### Your goal
Below are records; count the lines that contain "land" and give only the total.

### Data lines
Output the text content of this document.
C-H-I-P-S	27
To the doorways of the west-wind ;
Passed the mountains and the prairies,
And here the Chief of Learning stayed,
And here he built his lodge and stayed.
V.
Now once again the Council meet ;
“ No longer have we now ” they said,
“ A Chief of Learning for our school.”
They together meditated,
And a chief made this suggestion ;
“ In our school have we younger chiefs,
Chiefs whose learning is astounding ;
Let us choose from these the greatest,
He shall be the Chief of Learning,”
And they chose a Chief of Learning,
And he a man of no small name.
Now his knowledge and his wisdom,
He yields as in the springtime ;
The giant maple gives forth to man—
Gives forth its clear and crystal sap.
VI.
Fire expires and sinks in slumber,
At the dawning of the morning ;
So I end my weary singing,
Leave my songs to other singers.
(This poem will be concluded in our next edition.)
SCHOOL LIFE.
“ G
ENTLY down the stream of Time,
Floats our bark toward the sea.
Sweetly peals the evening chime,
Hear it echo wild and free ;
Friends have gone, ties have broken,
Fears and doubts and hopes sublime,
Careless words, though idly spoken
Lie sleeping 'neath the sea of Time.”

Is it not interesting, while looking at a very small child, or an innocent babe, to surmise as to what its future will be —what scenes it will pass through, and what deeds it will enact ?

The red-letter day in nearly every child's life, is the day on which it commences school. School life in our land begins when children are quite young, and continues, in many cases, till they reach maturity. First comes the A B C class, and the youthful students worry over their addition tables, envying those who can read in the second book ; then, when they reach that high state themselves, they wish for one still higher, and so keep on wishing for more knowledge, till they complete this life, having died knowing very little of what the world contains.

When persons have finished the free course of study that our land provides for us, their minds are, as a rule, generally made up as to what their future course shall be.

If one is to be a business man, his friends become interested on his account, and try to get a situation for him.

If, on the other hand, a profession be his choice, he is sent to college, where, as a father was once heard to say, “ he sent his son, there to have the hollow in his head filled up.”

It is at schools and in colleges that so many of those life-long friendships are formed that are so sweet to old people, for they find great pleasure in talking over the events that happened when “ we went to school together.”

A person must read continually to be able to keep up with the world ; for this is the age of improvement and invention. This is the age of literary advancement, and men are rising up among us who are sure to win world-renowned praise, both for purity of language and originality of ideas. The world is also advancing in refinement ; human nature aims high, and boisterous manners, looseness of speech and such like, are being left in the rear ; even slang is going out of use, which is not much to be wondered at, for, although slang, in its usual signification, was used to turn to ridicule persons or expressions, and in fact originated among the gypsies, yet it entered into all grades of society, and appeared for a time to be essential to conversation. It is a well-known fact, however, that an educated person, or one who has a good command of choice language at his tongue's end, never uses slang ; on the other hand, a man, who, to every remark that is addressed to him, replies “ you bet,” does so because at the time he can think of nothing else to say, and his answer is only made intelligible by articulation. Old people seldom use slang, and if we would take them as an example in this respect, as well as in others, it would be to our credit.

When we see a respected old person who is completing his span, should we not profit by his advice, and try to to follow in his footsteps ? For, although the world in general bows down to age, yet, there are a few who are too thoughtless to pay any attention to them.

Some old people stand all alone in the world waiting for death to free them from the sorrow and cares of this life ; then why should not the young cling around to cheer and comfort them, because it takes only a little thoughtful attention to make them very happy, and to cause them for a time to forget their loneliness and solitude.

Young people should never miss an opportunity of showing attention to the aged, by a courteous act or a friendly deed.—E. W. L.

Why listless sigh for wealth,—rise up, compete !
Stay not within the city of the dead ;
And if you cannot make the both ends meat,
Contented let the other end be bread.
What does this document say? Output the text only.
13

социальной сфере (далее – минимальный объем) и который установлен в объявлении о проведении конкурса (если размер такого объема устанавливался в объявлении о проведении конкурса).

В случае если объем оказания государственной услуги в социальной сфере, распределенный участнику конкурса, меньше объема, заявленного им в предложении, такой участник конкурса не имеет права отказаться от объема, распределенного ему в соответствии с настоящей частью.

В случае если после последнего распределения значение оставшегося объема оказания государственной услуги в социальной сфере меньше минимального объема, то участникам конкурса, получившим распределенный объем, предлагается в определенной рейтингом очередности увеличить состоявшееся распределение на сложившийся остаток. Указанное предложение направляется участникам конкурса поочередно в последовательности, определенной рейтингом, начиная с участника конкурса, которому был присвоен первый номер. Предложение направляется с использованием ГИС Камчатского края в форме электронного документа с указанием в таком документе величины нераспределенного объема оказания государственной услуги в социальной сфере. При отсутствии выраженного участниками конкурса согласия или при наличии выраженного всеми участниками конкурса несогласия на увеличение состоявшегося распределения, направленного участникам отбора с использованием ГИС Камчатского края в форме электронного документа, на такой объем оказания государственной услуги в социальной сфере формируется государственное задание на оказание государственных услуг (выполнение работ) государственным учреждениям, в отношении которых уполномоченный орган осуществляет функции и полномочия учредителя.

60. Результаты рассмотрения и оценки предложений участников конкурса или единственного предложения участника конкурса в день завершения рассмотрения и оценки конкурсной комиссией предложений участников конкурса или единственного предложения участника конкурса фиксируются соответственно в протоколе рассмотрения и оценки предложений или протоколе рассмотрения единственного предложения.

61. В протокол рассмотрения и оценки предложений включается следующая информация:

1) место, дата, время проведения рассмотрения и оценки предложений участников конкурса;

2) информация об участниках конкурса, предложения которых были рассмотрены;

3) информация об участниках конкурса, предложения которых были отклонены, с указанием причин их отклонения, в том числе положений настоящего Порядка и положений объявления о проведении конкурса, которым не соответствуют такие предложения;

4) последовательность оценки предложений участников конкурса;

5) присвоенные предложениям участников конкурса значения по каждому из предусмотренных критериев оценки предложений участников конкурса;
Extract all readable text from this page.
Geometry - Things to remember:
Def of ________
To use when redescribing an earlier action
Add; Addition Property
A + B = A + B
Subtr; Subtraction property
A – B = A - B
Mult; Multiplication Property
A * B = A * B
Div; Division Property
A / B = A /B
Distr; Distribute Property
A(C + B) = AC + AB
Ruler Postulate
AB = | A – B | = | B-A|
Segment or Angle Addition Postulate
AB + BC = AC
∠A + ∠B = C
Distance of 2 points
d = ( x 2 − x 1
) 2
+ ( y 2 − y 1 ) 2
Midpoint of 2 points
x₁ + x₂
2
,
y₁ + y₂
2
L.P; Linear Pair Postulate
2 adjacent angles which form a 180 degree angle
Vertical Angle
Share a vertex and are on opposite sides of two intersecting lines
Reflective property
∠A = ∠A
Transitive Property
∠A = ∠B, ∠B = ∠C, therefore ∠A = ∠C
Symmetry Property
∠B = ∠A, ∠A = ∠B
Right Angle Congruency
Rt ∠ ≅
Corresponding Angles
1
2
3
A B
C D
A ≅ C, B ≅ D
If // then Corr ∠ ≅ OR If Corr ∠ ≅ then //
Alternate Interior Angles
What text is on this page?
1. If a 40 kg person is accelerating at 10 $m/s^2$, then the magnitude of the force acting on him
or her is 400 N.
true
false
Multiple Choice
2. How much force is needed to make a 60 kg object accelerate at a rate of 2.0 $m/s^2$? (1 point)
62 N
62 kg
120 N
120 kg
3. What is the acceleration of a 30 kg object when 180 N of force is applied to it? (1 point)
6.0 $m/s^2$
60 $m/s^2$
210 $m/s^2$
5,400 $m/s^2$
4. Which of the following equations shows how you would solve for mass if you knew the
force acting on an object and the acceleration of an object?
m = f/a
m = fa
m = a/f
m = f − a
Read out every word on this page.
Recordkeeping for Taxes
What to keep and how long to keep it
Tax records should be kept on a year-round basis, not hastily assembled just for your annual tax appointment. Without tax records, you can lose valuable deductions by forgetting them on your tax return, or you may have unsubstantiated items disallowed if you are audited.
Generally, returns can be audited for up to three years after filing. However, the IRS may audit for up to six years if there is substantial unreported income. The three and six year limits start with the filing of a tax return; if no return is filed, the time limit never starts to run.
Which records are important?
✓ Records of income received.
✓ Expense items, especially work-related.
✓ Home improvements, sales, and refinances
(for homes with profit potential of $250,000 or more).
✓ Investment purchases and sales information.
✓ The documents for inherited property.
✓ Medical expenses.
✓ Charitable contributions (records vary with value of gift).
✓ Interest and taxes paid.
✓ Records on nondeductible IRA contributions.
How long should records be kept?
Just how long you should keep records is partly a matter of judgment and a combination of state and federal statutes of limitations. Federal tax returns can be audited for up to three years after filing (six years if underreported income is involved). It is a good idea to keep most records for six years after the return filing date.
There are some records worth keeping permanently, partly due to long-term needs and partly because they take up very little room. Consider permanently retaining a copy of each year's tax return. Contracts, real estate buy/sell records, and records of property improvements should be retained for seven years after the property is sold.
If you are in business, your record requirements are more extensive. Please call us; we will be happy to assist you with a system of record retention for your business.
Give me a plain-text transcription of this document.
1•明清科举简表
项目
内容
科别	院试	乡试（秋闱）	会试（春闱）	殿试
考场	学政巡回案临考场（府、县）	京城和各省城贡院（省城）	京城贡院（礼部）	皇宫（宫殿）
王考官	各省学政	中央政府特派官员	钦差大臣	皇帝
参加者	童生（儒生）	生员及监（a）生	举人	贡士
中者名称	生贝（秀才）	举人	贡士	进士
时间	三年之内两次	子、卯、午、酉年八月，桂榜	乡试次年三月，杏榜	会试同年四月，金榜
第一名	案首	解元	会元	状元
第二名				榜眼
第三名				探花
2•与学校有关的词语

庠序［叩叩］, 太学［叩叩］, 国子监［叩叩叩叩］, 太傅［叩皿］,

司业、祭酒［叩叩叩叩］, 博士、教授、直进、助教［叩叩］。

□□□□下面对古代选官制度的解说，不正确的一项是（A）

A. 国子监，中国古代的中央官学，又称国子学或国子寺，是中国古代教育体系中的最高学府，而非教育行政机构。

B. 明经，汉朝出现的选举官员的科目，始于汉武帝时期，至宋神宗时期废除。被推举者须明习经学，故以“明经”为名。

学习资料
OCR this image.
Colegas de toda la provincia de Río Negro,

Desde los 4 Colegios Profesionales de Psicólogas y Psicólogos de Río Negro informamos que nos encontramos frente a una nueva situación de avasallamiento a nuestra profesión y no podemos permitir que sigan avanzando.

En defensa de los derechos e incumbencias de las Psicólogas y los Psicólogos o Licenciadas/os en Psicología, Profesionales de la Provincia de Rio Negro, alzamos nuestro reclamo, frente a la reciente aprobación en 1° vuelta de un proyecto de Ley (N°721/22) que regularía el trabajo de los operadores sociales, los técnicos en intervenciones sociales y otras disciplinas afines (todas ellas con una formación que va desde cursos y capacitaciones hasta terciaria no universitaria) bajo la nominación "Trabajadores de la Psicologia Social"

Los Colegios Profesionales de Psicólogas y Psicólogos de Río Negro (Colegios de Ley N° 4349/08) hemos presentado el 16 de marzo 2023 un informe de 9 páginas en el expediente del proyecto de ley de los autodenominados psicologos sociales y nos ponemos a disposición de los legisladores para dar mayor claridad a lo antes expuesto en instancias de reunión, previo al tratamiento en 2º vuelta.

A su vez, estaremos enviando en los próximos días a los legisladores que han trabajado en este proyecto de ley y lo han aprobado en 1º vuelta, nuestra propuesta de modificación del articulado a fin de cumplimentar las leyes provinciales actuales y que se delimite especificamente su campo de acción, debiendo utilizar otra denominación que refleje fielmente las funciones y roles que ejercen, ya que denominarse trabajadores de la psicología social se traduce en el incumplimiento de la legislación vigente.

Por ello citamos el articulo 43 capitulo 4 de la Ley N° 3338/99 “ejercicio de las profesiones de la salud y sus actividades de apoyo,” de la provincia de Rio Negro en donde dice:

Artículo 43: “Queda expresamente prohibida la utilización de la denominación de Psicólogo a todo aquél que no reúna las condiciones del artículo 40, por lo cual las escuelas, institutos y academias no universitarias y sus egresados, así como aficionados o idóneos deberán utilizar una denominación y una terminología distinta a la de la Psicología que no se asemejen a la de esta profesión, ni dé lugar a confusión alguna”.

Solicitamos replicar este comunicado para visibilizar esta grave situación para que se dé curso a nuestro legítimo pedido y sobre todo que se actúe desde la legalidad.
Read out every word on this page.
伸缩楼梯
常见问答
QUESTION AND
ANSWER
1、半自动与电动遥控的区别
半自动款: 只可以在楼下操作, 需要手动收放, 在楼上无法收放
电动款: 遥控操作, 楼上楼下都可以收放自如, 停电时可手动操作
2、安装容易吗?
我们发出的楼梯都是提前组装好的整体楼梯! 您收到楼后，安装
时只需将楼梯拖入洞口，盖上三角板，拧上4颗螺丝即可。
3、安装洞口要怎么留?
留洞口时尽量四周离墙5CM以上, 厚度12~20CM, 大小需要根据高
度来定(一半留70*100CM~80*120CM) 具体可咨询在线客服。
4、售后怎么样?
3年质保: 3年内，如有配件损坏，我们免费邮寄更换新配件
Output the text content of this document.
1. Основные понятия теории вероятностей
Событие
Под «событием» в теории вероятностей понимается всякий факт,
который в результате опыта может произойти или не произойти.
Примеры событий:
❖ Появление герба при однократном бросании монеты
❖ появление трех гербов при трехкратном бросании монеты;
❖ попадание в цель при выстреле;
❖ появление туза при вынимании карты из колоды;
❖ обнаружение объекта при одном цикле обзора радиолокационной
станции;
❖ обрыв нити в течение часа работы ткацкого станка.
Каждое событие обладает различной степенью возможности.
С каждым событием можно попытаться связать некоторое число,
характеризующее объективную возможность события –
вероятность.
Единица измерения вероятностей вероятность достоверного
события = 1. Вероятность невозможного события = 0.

### Reply to the task
2